Task goal
Show all lines from the listing below that contain "guldein".

Dataset items
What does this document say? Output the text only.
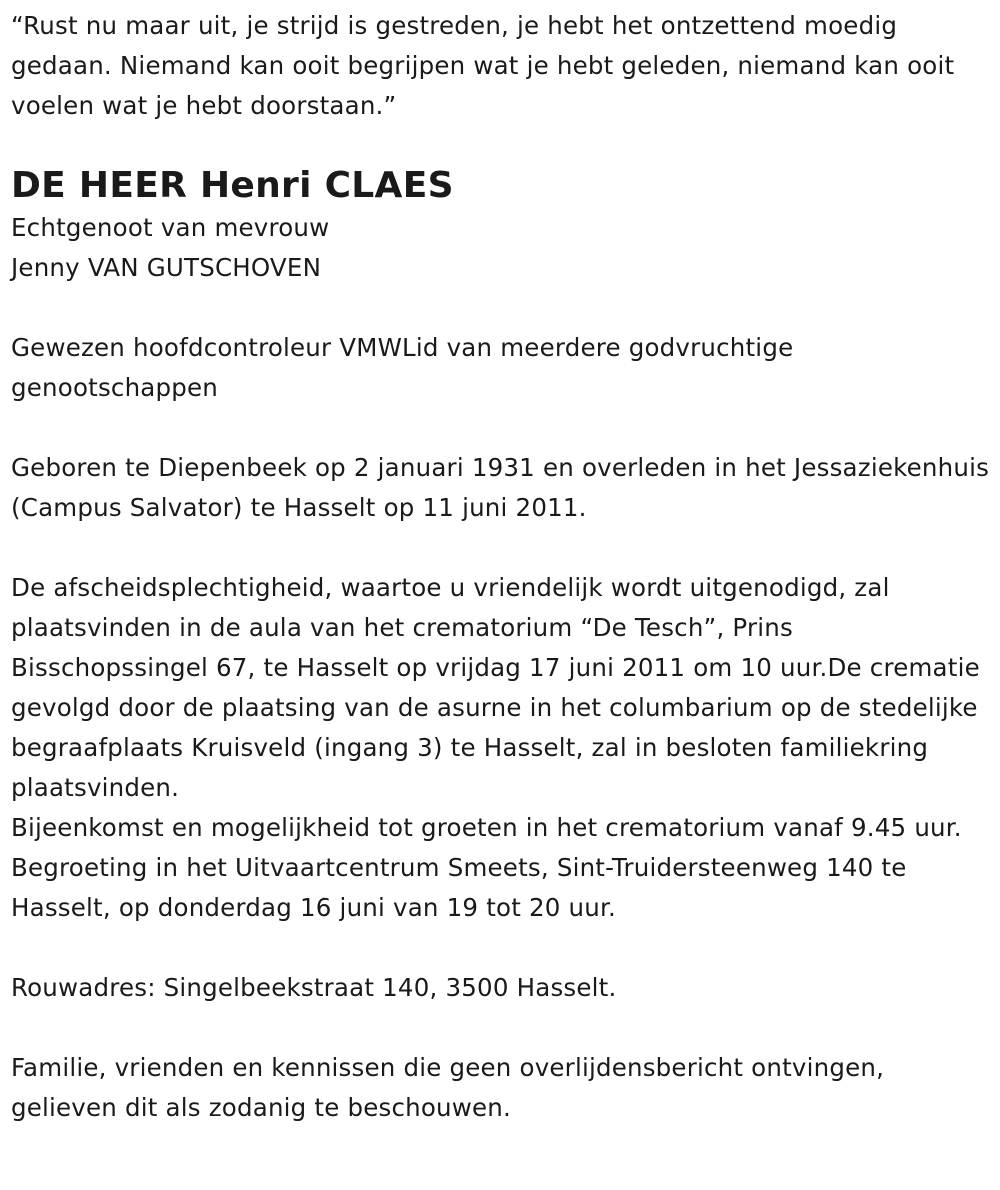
“Rust nu maar uit, je strijd is gestreden, je hebt het ontzettend moedig gedaan. Niemand kan ooit begrijpen wat je hebt geleden, niemand kan ooit voelen wat je hebt doorstaan.”

DE HEER Henri CLAES
Echtgenoot van mevrouw
Jenny VAN GUTSCHOVEN

Gewezen hoofdcontroleur VMWLid van meerdere godvruchtige genootschappen

Geboren te Diepenbeek op 2 januari 1931 en overleden in het Jessaziekenhuis (Campus Salvator) te Hasselt op 11 juni 2011.

De afscheidsplechtigheid, waartoe u vriendelijk wordt uitgenodigd, zal plaatsvinden in de aula van het crematorium “De Tesch”, Prins Bisschopssingel 67, te Hasselt op vrijdag 17 juni 2011 om 10 uur.De crematie gevolgd door de plaatsing van de asurne in het columbarium op de stedelijke begraafplaats Kruisveld (ingang 3) te Hasselt, zal in besloten familiekring plaatsvinden.

Bijeenkomst en mogelijkheid tot groeten in het crematorium vanaf 9.45 uur.

Begroeting in het Uitvaartcentrum Smeets, Sint-Truidersteenweg 140 te Hasselt, op donderdag 16 juni van 19 tot 20 uur.

Rouwadres: Singelbeekstraat 140, 3500 Hasselt.

Familie, vrienden en kennissen die geen overlijdensbericht ontvingen, gelieven dit als zodanig te beschouwen.
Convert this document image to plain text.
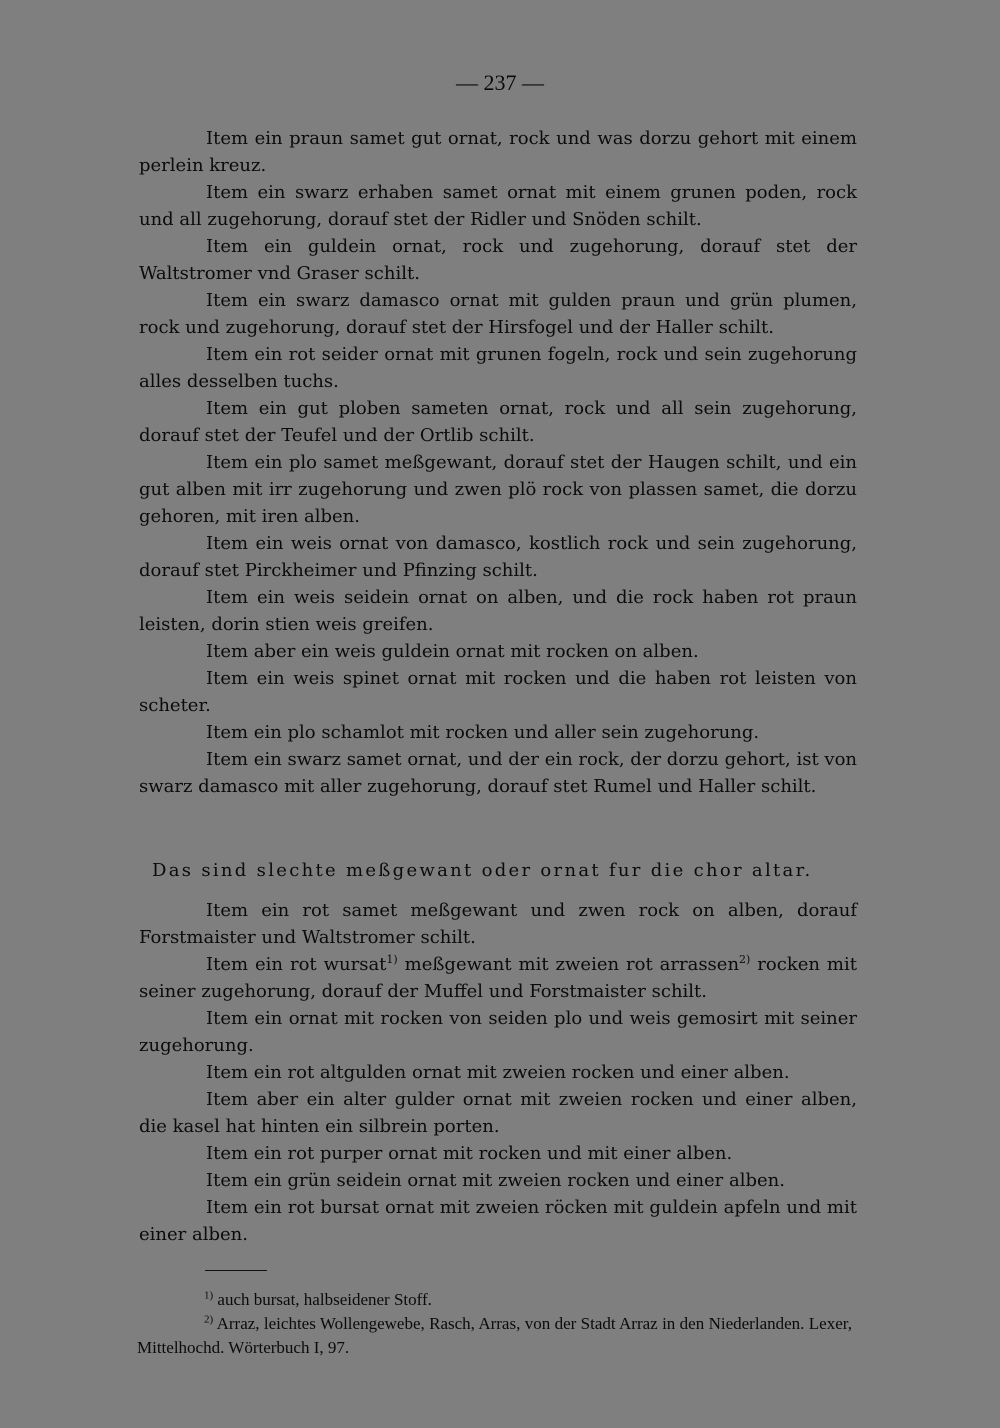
— 237 —

Item ein praun samet gut ornat, rock und was dorzu gehort mit einem perlein kreuz.

Item ein swarz erhaben samet ornat mit einem grunen poden, rock und all zugehorung, dorauf stet der Ridler und Snöden schilt.

Item ein guldein ornat, rock und zugehorung, dorauf stet der Waltstromer vnd Graser schilt.

Item ein swarz damasco ornat mit gulden praun und grün plumen, rock und zugehorung, dorauf stet der Hirsfogel und der Haller schilt.

Item ein rot seider ornat mit grunen fogeln, rock und sein zugehorung alles desselben tuchs.

Item ein gut ploben sameten ornat, rock und all sein zugehorung, dorauf stet der Teufel und der Ortlib schilt.

Item ein plo samet meßgewant, dorauf stet der Haugen schilt, und ein gut alben mit irr zugehorung und zwen plö rock von plassen samet, die dorzu gehoren, mit iren alben.

Item ein weis ornat von damasco, kostlich rock und sein zugehorung, dorauf stet Pirckheimer und Pfinzing schilt.

Item ein weis seidein ornat on alben, und die rock haben rot praun leisten, dorin stien weis greifen.

Item aber ein weis guldein ornat mit rocken on alben.

Item ein weis spinet ornat mit rocken und die haben rot leisten von scheter.

Item ein plo schamlot mit rocken und aller sein zugehorung.

Item ein swarz samet ornat, und der ein rock, der dorzu gehort, ist von swarz damasco mit aller zugehorung, dorauf stet Rumel und Haller schilt.

Das sind slechte meßgewant oder ornat fur die chor altar.

Item ein rot samet meßgewant und zwen rock on alben, dorauf Forstmaister und Waltstromer schilt.

Item ein rot wursat$^{1)}$ meßgewant mit zweien rot arrassen$^{2)}$ rocken mit seiner zugehorung, dorauf der Muffel und Forstmaister schilt.

Item ein ornat mit rocken von seiden plo und weis gemosirt mit seiner zugehorung.

Item ein rot altgulden ornat mit zweien rocken und einer alben.

Item aber ein alter gulder ornat mit zweien rocken und einer alben, die kasel hat hinten ein silbrein porten.

Item ein rot purper ornat mit rocken und mit einer alben.

Item ein grün seidein ornat mit zweien rocken und einer alben.

Item ein rot bursat ornat mit zweien röcken mit guldein apfeln und mit einer alben.

$^{1)}$ auch bursat, halbseidener Stoff.

$^{2)}$ Arraz, leichtes Wollengewebe, Rasch, Arras, von der Stadt Arraz in den Niederlanden. Lexer, Mittelhochd. Wörterbuch I, 97.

Problem solution
Item ein guldein ornat, rock und zugehorung, dorauf stet der Waltstromer vnd Graser schilt.
Item aber ein weis guldein ornat mit rocken on alben.
Item ein rot bursat ornat mit zweien röcken mit guldein apfeln und mit einer alben.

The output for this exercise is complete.